# Written instruction
Please write out the material below exactly as given.

++++

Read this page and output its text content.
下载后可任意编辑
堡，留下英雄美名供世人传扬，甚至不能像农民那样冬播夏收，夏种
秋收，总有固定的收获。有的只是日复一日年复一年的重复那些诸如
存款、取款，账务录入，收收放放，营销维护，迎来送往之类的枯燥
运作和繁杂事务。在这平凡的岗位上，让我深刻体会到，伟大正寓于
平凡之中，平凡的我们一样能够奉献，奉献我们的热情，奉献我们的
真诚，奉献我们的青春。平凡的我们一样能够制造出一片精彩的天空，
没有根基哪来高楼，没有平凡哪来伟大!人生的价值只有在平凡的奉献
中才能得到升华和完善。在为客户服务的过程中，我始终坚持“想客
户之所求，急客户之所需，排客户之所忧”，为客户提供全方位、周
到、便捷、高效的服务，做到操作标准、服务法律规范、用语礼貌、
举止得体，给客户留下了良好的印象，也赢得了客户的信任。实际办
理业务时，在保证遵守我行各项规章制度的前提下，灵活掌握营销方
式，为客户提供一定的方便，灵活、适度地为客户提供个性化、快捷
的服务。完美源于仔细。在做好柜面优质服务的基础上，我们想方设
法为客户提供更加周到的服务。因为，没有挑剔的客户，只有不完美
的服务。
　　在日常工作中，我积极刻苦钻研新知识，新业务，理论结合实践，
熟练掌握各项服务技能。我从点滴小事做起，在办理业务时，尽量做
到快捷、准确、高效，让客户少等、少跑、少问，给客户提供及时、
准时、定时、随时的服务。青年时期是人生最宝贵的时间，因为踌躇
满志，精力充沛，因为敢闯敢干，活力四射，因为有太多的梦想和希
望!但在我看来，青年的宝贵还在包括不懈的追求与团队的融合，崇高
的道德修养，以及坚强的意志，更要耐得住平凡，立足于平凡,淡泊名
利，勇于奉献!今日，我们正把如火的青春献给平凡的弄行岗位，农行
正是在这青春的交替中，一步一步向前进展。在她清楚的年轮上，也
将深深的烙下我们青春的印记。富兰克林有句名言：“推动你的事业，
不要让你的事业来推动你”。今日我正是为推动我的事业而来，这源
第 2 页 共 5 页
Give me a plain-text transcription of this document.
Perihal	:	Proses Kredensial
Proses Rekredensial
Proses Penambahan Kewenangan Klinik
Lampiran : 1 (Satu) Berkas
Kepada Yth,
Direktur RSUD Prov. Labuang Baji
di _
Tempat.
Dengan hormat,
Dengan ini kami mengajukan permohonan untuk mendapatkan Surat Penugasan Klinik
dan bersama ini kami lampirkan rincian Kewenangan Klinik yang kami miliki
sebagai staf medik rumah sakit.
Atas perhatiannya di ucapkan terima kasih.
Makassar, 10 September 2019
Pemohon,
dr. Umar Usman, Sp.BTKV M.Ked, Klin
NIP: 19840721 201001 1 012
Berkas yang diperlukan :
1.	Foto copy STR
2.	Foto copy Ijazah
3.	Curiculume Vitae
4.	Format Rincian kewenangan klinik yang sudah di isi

++++

# Exercise solution
Read this page and output its text content.
下载后可任意编辑
堡，留下英雄美名供世人传扬，甚至不能像农民那样冬播夏收，夏种
秋收，总有固定的收获。有的只是日复一日年复一年的重复那些诸如
存款、取款，账务录入，收收放放，营销维护，迎来送往之类的枯燥
运作和繁杂事务。在这平凡的岗位上，让我深刻体会到，伟大正寓于
平凡之中，平凡的我们一样能够奉献，奉献我们的热情，奉献我们的
真诚，奉献我们的青春。平凡的我们一样能够制造出一片精彩的天空，
没有根基哪来高楼，没有平凡哪来伟大!人生的价值只有在平凡的奉献
中才能得到升华和完善。在为客户服务的过程中，我始终坚持“想客
户之所求，急客户之所需，排客户之所忧”，为客户提供全方位、周
到、便捷、高效的服务，做到操作标准、服务法律规范、用语礼貌、
举止得体，给客户留下了良好的印象，也赢得了客户的信任。实际办
理业务时，在保证遵守我行各项规章制度的前提下，灵活掌握营销方
式，为客户提供一定的方便，灵活、适度地为客户提供个性化、快捷
的服务。完美源于仔细。在做好柜面优质服务的基础上，我们想方设
法为客户提供更加周到的服务。因为，没有挑剔的客户，只有不完美
的服务。
　　在日常工作中，我积极刻苦钻研新知识，新业务，理论结合实践，
熟练掌握各项服务技能。我从点滴小事做起，在办理业务时，尽量做
到快捷、准确、高效，让客户少等、少跑、少问，给客户提供及时、
准时、定时、随时的服务。青年时期是人生最宝贵的时间，因为踌躇
满志，精力充沛，因为敢闯敢干，活力四射，因为有太多的梦想和希
望!但在我看来，青年的宝贵还在包括不懈的追求与团队的融合，崇高
的道德修养，以及坚强的意志，更要耐得住平凡，立足于平凡,淡泊名
利，勇于奉献!今日，我们正把如火的青春献给平凡的弄行岗位，农行
正是在这青春的交替中，一步一步向前进展。在她清楚的年轮上，也
将深深的烙下我们青春的印记。富兰克林有句名言：“推动你的事业，
不要让你的事业来推动你”。今日我正是为推动我的事业而来，这源
第 2 页 共 5 页
Give me a plain-text transcription of this document.
Perihal	:	Proses Kredensial
Proses Rekredensial
Proses Penambahan Kewenangan Klinik
Lampiran : 1 (Satu) Berkas
Kepada Yth,
Direktur RSUD Prov. Labuang Baji
di _
Tempat.
Dengan hormat,
Dengan ini kami mengajukan permohonan untuk mendapatkan Surat Penugasan Klinik
dan bersama ini kami lampirkan rincian Kewenangan Klinik yang kami miliki
sebagai staf medik rumah sakit.
Atas perhatiannya di ucapkan terima kasih.
Makassar, 10 September 2019
Pemohon,
dr. Umar Usman, Sp.BTKV M.Ked, Klin
NIP: 19840721 201001 1 012
Berkas yang diperlukan :
1.	Foto copy STR
2.	Foto copy Ijazah
3.	Curiculume Vitae
4.	Format Rincian kewenangan klinik yang sudah di isi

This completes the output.